**Your task:**
Please pull out every line that includes the string "name".

**Raw records:**
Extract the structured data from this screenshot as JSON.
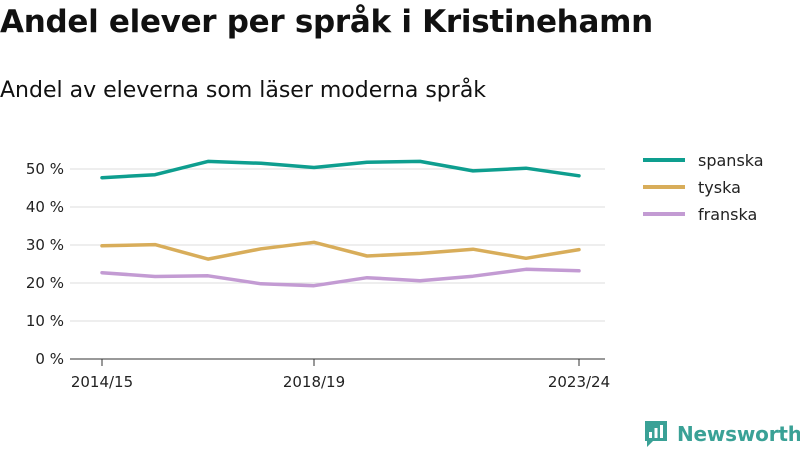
{
  "chart_data": {
    "type": "line",
    "title": "Andel elever per språk i Kristinehamn",
    "subtitle": "Andel av eleverna som läser moderna språk",
    "x": [
      "2014/15",
      "2015/16",
      "2016/17",
      "2017/18",
      "2018/19",
      "2019/20",
      "2020/21",
      "2021/22",
      "2022/23",
      "2023/24"
    ],
    "x_tick_labels": [
      "2014/15",
      "2018/19",
      "2023/24"
    ],
    "y_ticks": [
      0,
      10,
      20,
      30,
      40,
      50
    ],
    "y_tick_suffix": " %",
    "ylim": [
      0,
      55
    ],
    "grid": true,
    "legend_placement": "top-right",
    "series": [
      {
        "name": "spanska",
        "color": "#0e9e8f",
        "values": [
          47.7,
          48.5,
          52.0,
          51.5,
          50.4,
          51.8,
          52.0,
          49.5,
          50.2,
          48.2
        ]
      },
      {
        "name": "tyska",
        "color": "#d8ad5a",
        "values": [
          29.8,
          30.1,
          26.3,
          29.0,
          30.7,
          27.1,
          27.8,
          28.9,
          26.5,
          28.8
        ]
      },
      {
        "name": "franska",
        "color": "#c39bd3",
        "values": [
          22.7,
          21.7,
          21.9,
          19.8,
          19.3,
          21.4,
          20.6,
          21.8,
          23.6,
          23.2
        ]
      }
    ]
  },
  "brand": {
    "name": "Newsworthy",
    "icon": "bar-chart-speech-icon",
    "color": "#3aa196"
  }
}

**Response to this exercise:**
        "name": "spanska",
        "name": "tyska",
        "name": "franska",
    "name": "Newsworthy",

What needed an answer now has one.